DIRECTION
Repeat the material below exactly, with no pictures.

RECORDS FOR THE EXERCISE
————————

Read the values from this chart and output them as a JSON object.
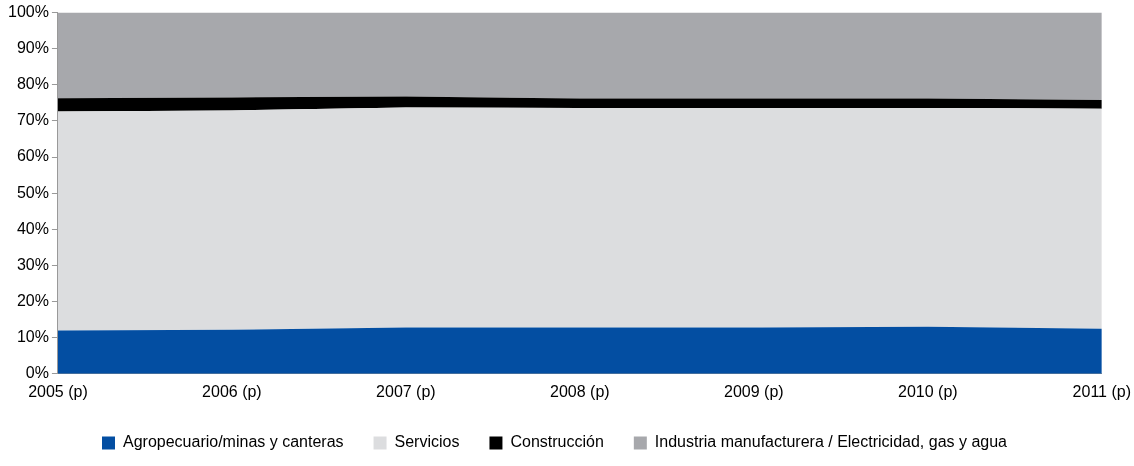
{
  "chart_data": {
    "type": "area",
    "stacked": true,
    "categories": [
      "2005 (p)",
      "2006 (p)",
      "2007 (p)",
      "2008 (p)",
      "2009 (p)",
      "2010 (p)",
      "2011 (p)"
    ],
    "series": [
      {
        "name": "Agropecuario/minas y canteras",
        "color": "#034ea2",
        "values": [
          12.0,
          12.2,
          12.8,
          12.8,
          12.8,
          13.0,
          12.5
        ]
      },
      {
        "name": "Servicios",
        "color": "#dcdddf",
        "values": [
          60.6,
          60.7,
          60.9,
          60.8,
          60.8,
          60.6,
          60.9
        ]
      },
      {
        "name": "Construcción",
        "color": "#000000",
        "values": [
          3.7,
          3.6,
          3.1,
          2.6,
          2.6,
          2.6,
          2.4
        ]
      },
      {
        "name": "Industria manufacturera / Electricidad, gas y agua",
        "color": "#a7a8ac",
        "values": [
          23.7,
          23.5,
          23.2,
          23.8,
          23.8,
          23.8,
          24.2
        ]
      }
    ],
    "ylim": [
      0,
      100
    ],
    "yticks": [
      {
        "value": 0,
        "label": "0%"
      },
      {
        "value": 10,
        "label": "10%"
      },
      {
        "value": 20,
        "label": "20%"
      },
      {
        "value": 30,
        "label": "30%"
      },
      {
        "value": 40,
        "label": "40%"
      },
      {
        "value": 50,
        "label": "50%"
      },
      {
        "value": 60,
        "label": "60%"
      },
      {
        "value": 70,
        "label": "70%"
      },
      {
        "value": 80,
        "label": "80%"
      },
      {
        "value": 90,
        "label": "90%"
      },
      {
        "value": 100,
        "label": "100%"
      }
    ],
    "grid": false,
    "legend": "bottom"
  }
}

————————

FINAL RESULT
Read the values from this chart and output them as a JSON object.
{
  "chart_data": {
    "type": "area",
    "stacked": true,
    "categories": [
      "2005 (p)",
      "2006 (p)",
      "2007 (p)",
      "2008 (p)",
      "2009 (p)",
      "2010 (p)",
      "2011 (p)"
    ],
    "series": [
      {
        "name": "Agropecuario/minas y canteras",
        "color": "#034ea2",
        "values": [
          12.0,
          12.2,
          12.8,
          12.8,
          12.8,
          13.0,
          12.5
        ]
      },
      {
        "name": "Servicios",
        "color": "#dcdddf",
        "values": [
          60.6,
          60.7,
          60.9,
          60.8,
          60.8,
          60.6,
          60.9
        ]
      },
      {
        "name": "Construcción",
        "color": "#000000",
        "values": [
          3.7,
          3.6,
          3.1,
          2.6,
          2.6,
          2.6,
          2.4
        ]
      },
      {
        "name": "Industria manufacturera / Electricidad, gas y agua",
        "color": "#a7a8ac",
        "values": [
          23.7,
          23.5,
          23.2,
          23.8,
          23.8,
          23.8,
          24.2
        ]
      }
    ],
    "ylim": [
      0,
      100
    ],
    "yticks": [
      {
        "value": 0,
        "label": "0%"
      },
      {
        "value": 10,
        "label": "10%"
      },
      {
        "value": 20,
        "label": "20%"
      },
      {
        "value": 30,
        "label": "30%"
      },
      {
        "value": 40,
        "label": "40%"
      },
      {
        "value": 50,
        "label": "50%"
      },
      {
        "value": 60,
        "label": "60%"
      },
      {
        "value": 70,
        "label": "70%"
      },
      {
        "value": 80,
        "label": "80%"
      },
      {
        "value": 90,
        "label": "90%"
      },
      {
        "value": 100,
        "label": "100%"
      }
    ],
    "grid": false,
    "legend": "bottom"
  }
}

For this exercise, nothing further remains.